[Bounding box entries]
_ _ _ _

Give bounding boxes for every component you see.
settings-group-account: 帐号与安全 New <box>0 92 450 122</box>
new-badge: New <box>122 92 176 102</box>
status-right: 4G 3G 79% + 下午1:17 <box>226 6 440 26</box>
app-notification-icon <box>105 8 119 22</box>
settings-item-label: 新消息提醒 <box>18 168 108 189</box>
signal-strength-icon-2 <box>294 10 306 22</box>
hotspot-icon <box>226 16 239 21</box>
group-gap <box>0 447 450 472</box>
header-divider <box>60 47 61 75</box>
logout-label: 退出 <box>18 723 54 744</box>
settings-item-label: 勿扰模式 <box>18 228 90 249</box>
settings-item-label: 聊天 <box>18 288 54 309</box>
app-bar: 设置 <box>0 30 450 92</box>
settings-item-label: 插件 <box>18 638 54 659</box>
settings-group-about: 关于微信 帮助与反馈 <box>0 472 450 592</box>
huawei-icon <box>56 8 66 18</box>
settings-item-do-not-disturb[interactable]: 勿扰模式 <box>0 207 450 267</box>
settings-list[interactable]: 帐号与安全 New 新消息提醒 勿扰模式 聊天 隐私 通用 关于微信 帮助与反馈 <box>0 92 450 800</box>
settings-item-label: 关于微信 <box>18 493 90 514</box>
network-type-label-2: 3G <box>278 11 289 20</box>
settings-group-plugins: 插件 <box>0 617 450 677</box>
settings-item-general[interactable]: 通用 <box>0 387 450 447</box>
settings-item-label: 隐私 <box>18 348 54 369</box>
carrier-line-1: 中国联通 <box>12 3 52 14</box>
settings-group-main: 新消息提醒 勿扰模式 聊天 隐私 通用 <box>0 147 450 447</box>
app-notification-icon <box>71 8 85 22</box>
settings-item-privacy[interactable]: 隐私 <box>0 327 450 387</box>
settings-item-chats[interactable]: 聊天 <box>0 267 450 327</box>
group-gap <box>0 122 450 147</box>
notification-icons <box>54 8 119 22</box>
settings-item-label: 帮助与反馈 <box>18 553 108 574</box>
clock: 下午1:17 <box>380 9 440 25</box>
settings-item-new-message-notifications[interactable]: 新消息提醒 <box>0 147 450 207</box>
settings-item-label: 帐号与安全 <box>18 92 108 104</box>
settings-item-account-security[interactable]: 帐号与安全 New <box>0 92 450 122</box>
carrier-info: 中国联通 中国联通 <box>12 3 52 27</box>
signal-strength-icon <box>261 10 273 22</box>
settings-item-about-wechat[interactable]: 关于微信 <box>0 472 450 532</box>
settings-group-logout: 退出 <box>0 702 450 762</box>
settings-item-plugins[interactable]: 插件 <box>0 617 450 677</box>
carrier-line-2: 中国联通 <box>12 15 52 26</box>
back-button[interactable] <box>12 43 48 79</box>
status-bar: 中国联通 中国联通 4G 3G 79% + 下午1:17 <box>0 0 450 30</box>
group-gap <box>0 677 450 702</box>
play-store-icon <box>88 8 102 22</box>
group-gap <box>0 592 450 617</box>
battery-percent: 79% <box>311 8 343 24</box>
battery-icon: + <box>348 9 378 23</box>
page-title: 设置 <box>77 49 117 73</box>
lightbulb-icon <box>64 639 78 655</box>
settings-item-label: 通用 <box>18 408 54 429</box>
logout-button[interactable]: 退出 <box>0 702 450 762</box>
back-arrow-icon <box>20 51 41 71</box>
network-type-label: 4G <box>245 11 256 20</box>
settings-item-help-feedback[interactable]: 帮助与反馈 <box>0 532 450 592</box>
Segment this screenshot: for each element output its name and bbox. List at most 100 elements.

_ _ _ _

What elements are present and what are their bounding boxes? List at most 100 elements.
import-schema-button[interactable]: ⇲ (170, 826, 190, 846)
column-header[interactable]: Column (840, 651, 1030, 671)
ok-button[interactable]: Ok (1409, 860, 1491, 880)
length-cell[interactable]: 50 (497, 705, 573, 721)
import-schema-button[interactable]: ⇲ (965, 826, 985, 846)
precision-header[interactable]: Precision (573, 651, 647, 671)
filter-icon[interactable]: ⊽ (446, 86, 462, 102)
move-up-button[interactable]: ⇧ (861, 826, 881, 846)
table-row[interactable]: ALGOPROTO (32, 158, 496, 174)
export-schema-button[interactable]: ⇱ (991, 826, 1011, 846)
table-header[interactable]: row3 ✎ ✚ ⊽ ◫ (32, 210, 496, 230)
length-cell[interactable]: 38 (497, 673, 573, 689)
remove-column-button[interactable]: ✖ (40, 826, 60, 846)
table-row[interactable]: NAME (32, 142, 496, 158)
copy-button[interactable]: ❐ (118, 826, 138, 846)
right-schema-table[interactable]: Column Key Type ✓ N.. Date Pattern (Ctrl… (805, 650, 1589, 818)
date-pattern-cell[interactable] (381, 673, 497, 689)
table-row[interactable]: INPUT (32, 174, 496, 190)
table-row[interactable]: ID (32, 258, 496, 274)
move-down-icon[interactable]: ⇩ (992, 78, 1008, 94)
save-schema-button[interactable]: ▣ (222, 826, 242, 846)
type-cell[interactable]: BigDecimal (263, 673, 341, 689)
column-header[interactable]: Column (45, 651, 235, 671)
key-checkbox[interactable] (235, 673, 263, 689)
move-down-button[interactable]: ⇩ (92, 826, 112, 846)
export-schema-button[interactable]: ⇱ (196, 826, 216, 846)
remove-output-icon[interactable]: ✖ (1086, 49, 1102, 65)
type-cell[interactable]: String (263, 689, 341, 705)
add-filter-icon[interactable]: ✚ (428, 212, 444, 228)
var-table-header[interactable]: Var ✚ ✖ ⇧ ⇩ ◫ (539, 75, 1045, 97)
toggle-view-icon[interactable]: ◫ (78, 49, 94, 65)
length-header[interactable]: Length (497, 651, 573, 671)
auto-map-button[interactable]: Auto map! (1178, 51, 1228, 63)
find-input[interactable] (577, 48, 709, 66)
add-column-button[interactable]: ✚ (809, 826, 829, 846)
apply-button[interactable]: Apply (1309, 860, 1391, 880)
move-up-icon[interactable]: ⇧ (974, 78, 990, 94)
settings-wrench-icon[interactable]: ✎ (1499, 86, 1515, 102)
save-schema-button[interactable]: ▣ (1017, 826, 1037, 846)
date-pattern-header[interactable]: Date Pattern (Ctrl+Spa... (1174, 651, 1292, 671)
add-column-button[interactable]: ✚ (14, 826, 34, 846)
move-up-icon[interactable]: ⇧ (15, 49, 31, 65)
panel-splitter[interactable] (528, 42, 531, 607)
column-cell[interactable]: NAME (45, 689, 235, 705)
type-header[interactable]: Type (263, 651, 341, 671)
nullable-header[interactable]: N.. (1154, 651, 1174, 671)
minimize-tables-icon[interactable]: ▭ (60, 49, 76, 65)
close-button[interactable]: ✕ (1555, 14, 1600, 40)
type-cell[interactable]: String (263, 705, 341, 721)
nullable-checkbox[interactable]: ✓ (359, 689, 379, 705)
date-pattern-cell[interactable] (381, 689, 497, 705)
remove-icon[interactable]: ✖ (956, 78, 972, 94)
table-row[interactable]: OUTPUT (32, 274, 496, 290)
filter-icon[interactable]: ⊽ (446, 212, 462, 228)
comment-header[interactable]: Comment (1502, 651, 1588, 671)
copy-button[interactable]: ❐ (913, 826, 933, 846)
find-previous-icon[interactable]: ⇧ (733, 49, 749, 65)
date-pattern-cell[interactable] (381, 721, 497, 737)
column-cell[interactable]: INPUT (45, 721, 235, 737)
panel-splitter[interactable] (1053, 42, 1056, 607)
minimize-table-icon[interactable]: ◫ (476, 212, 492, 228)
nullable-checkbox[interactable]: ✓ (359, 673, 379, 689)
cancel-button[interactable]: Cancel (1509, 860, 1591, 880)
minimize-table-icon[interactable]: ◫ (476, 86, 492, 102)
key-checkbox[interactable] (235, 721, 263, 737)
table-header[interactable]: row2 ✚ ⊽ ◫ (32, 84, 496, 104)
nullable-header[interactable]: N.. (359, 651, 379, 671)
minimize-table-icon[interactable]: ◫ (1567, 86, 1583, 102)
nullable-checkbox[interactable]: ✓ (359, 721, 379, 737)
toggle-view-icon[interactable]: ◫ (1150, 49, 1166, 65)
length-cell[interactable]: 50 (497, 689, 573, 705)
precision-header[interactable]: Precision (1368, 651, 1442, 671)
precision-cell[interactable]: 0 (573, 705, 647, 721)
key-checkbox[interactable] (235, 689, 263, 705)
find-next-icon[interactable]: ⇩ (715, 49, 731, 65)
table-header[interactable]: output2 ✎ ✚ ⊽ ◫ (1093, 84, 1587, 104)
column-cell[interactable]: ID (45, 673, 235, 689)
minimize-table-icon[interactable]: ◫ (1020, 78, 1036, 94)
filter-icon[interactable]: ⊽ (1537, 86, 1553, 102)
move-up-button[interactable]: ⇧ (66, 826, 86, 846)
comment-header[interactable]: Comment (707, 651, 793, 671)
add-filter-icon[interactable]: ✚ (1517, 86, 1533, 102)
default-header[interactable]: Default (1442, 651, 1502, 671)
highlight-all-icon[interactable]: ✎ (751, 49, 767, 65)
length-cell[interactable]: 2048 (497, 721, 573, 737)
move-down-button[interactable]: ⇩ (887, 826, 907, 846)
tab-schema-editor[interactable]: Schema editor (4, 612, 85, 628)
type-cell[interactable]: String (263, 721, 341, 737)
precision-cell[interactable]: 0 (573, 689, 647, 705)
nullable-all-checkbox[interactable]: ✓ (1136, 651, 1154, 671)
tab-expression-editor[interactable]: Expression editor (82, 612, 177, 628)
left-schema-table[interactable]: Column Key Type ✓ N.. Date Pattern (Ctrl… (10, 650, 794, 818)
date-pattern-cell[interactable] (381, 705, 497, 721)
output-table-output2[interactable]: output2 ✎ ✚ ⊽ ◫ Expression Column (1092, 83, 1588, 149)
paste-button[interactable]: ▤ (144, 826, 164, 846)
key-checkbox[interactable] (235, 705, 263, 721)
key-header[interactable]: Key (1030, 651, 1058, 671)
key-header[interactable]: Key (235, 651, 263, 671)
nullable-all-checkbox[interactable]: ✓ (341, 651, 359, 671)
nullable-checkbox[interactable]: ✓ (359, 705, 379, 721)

_ _ _ _

Arrange the rows between the lines holding "Give bounding boxes" and "settings-item-label: 新消息提醒 <box>18", inclusive, as a numbered list, leaving out blank lines.

**Correct output**.
1. Give bounding boxes for every component you see.
2. settings-group-account: 帐号与安全 New <box>0 92 450 122</box>
3. new-badge: New <box>122 92 176 102</box>
4. status-right: 4G 3G 79% + 下午1:17 <box>226 6 440 26</box>
5. app-notification-icon <box>105 8 119 22</box>
6. settings-item-label: 新消息提醒 <box>18 168 108 189</box>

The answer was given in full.